▸ **AIM**:
Provide the data again in its entirety, exactly as given.
[start]
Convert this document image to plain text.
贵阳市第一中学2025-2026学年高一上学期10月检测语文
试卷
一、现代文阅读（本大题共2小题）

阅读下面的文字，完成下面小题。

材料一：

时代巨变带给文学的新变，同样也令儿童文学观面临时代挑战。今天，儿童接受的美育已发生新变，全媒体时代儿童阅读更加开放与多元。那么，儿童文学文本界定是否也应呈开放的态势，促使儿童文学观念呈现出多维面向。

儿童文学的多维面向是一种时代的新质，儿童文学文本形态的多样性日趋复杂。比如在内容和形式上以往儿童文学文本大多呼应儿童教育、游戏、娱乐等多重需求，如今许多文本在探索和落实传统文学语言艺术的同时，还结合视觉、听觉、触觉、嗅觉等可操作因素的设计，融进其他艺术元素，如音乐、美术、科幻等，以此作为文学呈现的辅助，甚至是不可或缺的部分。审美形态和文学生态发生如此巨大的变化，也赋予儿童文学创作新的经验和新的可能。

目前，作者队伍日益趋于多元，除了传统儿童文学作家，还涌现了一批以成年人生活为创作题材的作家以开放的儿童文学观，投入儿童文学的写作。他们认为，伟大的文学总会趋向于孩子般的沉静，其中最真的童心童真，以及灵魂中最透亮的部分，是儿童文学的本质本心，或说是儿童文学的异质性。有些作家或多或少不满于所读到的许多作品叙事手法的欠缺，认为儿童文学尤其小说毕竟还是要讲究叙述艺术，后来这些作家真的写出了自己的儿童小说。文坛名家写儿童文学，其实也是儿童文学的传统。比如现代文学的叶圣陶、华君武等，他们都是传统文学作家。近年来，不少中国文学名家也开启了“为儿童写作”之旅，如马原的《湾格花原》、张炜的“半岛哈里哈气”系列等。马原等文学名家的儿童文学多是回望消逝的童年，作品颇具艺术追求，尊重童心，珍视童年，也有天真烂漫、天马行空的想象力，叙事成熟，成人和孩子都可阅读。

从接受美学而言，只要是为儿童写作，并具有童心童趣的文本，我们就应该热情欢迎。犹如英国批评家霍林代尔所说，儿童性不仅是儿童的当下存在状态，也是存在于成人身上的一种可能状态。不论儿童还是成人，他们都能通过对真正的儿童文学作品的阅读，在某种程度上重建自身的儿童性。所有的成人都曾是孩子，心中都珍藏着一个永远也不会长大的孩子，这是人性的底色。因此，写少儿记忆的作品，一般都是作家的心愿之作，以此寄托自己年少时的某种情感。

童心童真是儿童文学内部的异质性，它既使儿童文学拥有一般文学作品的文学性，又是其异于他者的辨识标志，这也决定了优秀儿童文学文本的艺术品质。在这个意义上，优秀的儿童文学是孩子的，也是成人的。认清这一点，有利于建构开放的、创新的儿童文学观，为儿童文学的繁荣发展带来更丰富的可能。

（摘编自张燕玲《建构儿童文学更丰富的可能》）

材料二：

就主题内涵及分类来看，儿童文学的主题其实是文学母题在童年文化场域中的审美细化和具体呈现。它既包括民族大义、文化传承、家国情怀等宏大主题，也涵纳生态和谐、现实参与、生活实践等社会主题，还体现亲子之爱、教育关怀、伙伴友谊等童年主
[end]
▸ **TASK ANSWER**:
Convert this document image to plain text.
贵阳市第一中学2025-2026学年高一上学期10月检测语文
试卷
一、现代文阅读（本大题共2小题）

阅读下面的文字，完成下面小题。

材料一：

时代巨变带给文学的新变，同样也令儿童文学观面临时代挑战。今天，儿童接受的美育已发生新变，全媒体时代儿童阅读更加开放与多元。那么，儿童文学文本界定是否也应呈开放的态势，促使儿童文学观念呈现出多维面向。

儿童文学的多维面向是一种时代的新质，儿童文学文本形态的多样性日趋复杂。比如在内容和形式上以往儿童文学文本大多呼应儿童教育、游戏、娱乐等多重需求，如今许多文本在探索和落实传统文学语言艺术的同时，还结合视觉、听觉、触觉、嗅觉等可操作因素的设计，融进其他艺术元素，如音乐、美术、科幻等，以此作为文学呈现的辅助，甚至是不可或缺的部分。审美形态和文学生态发生如此巨大的变化，也赋予儿童文学创作新的经验和新的可能。

目前，作者队伍日益趋于多元，除了传统儿童文学作家，还涌现了一批以成年人生活为创作题材的作家以开放的儿童文学观，投入儿童文学的写作。他们认为，伟大的文学总会趋向于孩子般的沉静，其中最真的童心童真，以及灵魂中最透亮的部分，是儿童文学的本质本心，或说是儿童文学的异质性。有些作家或多或少不满于所读到的许多作品叙事手法的欠缺，认为儿童文学尤其小说毕竟还是要讲究叙述艺术，后来这些作家真的写出了自己的儿童小说。文坛名家写儿童文学，其实也是儿童文学的传统。比如现代文学的叶圣陶、华君武等，他们都是传统文学作家。近年来，不少中国文学名家也开启了“为儿童写作”之旅，如马原的《湾格花原》、张炜的“半岛哈里哈气”系列等。马原等文学名家的儿童文学多是回望消逝的童年，作品颇具艺术追求，尊重童心，珍视童年，也有天真烂漫、天马行空的想象力，叙事成熟，成人和孩子都可阅读。

从接受美学而言，只要是为儿童写作，并具有童心童趣的文本，我们就应该热情欢迎。犹如英国批评家霍林代尔所说，儿童性不仅是儿童的当下存在状态，也是存在于成人身上的一种可能状态。不论儿童还是成人，他们都能通过对真正的儿童文学作品的阅读，在某种程度上重建自身的儿童性。所有的成人都曾是孩子，心中都珍藏着一个永远也不会长大的孩子，这是人性的底色。因此，写少儿记忆的作品，一般都是作家的心愿之作，以此寄托自己年少时的某种情感。

童心童真是儿童文学内部的异质性，它既使儿童文学拥有一般文学作品的文学性，又是其异于他者的辨识标志，这也决定了优秀儿童文学文本的艺术品质。在这个意义上，优秀的儿童文学是孩子的，也是成人的。认清这一点，有利于建构开放的、创新的儿童文学观，为儿童文学的繁荣发展带来更丰富的可能。

（摘编自张燕玲《建构儿童文学更丰富的可能》）

材料二：

就主题内涵及分类来看，儿童文学的主题其实是文学母题在童年文化场域中的审美细化和具体呈现。它既包括民族大义、文化传承、家国情怀等宏大主题，也涵纳生态和谐、现实参与、生活实践等社会主题，还体现亲子之爱、教育关怀、伙伴友谊等童年主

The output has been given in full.